[Figure data in JSON]

##############################

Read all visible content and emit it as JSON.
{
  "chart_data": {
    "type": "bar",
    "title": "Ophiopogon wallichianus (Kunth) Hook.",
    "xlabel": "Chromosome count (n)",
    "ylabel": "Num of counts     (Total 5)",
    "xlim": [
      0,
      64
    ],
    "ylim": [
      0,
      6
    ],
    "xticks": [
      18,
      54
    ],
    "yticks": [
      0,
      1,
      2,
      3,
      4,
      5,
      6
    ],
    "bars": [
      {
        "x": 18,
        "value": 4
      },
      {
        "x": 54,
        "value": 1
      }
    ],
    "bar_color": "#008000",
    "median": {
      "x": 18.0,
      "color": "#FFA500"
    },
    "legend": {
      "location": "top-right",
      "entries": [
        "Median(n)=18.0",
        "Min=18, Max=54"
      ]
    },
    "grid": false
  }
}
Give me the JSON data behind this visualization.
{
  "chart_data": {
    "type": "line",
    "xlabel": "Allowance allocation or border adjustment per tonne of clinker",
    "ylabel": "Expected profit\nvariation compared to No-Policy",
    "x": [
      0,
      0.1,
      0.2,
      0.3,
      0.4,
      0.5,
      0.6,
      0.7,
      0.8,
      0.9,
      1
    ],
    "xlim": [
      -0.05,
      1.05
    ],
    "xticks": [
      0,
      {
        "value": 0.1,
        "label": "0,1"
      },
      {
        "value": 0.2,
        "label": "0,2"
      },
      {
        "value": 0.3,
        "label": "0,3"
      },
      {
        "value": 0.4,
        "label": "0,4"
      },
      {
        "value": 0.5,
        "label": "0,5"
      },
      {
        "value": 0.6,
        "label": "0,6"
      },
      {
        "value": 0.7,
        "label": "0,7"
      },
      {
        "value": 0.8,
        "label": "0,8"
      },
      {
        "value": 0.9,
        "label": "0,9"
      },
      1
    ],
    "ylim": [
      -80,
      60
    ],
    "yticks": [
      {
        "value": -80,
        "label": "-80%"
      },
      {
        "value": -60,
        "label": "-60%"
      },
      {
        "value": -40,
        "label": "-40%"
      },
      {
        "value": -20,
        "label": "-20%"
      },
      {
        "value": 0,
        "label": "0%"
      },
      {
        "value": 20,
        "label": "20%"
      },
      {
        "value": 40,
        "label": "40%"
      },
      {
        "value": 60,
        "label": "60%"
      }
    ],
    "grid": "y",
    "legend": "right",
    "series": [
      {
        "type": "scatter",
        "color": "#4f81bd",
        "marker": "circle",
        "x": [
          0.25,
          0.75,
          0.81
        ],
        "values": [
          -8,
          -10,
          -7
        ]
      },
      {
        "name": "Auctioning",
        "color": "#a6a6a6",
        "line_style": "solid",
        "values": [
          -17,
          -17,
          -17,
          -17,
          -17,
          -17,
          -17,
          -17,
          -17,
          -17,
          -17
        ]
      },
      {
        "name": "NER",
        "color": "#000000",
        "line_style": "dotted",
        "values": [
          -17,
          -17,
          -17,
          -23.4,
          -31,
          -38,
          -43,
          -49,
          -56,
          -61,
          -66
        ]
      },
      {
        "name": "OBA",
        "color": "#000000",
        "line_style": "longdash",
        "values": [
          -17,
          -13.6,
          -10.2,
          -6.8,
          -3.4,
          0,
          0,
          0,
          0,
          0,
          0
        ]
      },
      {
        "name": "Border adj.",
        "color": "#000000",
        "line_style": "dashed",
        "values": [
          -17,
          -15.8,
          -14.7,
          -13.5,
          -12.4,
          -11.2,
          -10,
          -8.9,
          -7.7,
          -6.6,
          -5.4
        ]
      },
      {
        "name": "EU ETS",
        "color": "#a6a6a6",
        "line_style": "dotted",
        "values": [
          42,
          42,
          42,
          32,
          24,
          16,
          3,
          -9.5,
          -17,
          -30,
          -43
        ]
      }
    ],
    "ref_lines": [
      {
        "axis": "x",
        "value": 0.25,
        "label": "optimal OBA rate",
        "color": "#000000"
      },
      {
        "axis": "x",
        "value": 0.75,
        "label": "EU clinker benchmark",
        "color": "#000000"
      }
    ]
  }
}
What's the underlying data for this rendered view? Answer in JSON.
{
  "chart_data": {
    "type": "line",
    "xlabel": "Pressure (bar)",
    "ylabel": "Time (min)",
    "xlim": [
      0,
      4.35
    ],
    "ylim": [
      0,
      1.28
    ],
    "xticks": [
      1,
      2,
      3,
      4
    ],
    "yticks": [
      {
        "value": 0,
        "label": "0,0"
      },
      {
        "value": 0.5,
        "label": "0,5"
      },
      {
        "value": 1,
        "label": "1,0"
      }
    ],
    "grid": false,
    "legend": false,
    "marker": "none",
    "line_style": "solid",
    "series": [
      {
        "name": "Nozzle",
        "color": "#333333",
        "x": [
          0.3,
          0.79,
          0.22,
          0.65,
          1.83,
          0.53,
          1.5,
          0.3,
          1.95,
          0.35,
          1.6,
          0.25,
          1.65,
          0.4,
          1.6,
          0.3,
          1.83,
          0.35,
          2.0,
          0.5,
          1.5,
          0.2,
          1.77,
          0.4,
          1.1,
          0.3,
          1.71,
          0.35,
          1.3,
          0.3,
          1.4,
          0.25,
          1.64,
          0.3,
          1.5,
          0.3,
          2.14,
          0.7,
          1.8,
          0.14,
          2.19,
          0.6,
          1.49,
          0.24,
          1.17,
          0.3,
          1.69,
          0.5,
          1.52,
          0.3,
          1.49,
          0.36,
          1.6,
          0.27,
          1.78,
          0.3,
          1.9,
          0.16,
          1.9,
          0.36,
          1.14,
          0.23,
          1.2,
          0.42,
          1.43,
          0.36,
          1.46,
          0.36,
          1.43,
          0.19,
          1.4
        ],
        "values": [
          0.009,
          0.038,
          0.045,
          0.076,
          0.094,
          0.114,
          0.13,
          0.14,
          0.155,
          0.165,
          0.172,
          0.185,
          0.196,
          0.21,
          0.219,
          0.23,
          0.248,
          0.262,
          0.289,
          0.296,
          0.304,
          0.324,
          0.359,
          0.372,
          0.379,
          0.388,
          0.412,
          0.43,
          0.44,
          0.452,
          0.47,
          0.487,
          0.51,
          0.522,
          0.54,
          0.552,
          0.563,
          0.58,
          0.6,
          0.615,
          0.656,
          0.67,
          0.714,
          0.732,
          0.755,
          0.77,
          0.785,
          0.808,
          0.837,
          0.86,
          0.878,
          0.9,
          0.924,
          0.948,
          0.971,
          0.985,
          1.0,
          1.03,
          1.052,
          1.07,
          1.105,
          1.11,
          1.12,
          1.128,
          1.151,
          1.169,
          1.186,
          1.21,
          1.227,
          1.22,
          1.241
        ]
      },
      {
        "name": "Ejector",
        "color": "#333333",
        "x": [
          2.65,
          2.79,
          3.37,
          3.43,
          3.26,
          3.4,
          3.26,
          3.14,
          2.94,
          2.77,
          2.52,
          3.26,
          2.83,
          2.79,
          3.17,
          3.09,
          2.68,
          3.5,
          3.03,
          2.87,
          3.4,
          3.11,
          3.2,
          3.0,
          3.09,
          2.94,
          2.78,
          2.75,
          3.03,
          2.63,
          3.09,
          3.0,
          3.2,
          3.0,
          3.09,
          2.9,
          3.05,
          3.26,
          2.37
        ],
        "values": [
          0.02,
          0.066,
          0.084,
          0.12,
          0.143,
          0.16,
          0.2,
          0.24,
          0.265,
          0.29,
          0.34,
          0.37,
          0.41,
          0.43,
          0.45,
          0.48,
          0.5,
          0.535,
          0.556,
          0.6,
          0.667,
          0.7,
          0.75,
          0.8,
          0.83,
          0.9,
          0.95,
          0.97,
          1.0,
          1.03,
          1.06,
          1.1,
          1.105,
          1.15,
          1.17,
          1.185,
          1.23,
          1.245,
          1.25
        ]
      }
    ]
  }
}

##############################

◆ **Exercise goal**
Tally up the lines in the preceding listing that contain the string "type". Respond with the number and nothing else.

◆ **Response to this task**
4